> **Problem statement**: Gather every line that includes the word "critical", please.

> **The records**:

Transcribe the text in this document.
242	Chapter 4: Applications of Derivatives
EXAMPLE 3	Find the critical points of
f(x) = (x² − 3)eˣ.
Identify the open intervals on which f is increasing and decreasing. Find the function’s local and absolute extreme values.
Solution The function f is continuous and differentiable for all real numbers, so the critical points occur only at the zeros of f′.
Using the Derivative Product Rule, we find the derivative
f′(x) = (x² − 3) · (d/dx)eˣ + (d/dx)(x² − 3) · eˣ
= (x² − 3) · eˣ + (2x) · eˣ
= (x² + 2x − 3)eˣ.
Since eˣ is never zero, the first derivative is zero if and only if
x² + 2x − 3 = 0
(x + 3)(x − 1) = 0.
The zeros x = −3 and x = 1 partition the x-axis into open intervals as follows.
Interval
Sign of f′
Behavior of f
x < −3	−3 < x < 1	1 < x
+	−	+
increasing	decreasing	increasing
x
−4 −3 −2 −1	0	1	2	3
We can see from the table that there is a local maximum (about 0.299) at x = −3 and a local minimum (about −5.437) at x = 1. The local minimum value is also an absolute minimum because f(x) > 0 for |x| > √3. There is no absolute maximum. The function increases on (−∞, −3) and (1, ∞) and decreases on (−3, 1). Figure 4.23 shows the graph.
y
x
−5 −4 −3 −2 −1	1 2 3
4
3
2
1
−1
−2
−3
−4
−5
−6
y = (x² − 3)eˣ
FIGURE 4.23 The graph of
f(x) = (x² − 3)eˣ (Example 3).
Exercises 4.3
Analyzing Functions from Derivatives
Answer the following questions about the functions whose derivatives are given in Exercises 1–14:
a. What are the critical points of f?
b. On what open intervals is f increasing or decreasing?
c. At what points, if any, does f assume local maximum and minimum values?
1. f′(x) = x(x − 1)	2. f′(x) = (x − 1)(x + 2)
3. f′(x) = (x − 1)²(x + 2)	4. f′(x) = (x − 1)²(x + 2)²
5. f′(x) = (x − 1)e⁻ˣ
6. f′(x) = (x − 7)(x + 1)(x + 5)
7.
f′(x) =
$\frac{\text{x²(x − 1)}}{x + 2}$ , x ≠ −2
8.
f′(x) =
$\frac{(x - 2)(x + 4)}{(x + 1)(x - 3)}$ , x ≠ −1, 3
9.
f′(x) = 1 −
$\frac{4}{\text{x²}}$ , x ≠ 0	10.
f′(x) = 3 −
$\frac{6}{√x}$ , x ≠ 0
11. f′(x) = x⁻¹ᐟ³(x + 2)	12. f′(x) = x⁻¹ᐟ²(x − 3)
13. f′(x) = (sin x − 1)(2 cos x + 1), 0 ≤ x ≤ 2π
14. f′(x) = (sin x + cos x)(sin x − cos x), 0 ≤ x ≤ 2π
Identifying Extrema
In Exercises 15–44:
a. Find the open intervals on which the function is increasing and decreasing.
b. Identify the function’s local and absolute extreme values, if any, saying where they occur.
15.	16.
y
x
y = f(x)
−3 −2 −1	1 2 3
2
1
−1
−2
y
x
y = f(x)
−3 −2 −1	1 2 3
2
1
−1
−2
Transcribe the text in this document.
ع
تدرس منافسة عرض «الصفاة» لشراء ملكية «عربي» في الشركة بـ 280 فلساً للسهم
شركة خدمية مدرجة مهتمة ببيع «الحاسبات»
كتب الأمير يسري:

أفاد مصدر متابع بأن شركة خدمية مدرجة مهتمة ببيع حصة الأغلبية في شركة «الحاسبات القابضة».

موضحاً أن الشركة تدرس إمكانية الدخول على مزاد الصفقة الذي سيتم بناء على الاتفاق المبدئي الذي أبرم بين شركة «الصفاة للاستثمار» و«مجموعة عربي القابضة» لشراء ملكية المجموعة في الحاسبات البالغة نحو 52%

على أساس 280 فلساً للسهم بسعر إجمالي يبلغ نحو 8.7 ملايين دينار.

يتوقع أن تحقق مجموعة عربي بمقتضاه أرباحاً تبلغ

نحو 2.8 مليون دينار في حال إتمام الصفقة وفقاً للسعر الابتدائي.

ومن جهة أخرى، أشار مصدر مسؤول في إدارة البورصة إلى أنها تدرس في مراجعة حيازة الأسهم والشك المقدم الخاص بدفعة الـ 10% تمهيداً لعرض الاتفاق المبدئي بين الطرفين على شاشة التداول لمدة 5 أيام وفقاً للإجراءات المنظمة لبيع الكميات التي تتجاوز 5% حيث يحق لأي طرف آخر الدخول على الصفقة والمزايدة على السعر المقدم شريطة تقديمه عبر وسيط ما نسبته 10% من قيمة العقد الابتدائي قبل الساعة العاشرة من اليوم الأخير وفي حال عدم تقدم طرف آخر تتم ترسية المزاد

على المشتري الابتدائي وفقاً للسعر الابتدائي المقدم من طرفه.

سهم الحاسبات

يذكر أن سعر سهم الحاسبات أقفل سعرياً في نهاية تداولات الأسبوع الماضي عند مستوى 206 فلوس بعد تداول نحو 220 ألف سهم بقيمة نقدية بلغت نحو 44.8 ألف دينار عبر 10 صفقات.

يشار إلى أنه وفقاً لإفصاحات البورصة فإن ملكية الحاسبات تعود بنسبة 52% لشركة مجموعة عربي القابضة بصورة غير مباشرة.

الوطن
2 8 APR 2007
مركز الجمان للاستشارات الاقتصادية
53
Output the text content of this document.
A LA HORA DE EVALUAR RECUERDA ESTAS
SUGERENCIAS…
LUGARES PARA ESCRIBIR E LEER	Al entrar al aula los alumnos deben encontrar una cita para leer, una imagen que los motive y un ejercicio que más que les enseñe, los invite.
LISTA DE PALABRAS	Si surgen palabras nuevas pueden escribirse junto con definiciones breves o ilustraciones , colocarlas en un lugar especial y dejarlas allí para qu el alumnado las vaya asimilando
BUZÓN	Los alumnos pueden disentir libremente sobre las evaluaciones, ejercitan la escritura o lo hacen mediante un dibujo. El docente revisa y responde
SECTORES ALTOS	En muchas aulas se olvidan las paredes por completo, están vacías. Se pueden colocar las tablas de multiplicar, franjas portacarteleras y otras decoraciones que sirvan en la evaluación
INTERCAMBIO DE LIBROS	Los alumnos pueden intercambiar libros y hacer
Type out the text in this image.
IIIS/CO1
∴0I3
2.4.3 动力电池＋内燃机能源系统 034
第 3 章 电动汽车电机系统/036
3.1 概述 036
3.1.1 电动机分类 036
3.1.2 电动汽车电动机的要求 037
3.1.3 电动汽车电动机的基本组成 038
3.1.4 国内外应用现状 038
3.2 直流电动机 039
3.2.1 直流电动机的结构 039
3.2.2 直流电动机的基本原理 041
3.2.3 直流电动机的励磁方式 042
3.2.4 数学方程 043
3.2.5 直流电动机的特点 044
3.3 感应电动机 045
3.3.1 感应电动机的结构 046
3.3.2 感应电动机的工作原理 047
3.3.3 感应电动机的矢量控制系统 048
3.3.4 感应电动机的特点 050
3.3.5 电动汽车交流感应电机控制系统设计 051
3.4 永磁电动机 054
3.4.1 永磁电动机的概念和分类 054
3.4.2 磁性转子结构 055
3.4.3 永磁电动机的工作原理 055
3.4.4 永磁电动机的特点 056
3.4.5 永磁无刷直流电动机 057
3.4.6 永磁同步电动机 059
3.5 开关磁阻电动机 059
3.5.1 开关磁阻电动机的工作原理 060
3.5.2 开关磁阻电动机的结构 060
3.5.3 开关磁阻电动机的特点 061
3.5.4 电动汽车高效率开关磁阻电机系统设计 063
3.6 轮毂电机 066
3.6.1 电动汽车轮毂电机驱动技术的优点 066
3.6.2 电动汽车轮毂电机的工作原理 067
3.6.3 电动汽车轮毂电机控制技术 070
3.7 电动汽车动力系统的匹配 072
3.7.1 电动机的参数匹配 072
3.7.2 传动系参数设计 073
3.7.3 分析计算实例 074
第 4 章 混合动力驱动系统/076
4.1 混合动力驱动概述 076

> **The response**:
EXAMPLE 3	Find the critical points of
Solution The function f is continuous and differentiable for all real numbers, so the critical points occur only at the zeros of f′.
a. What are the critical points of f?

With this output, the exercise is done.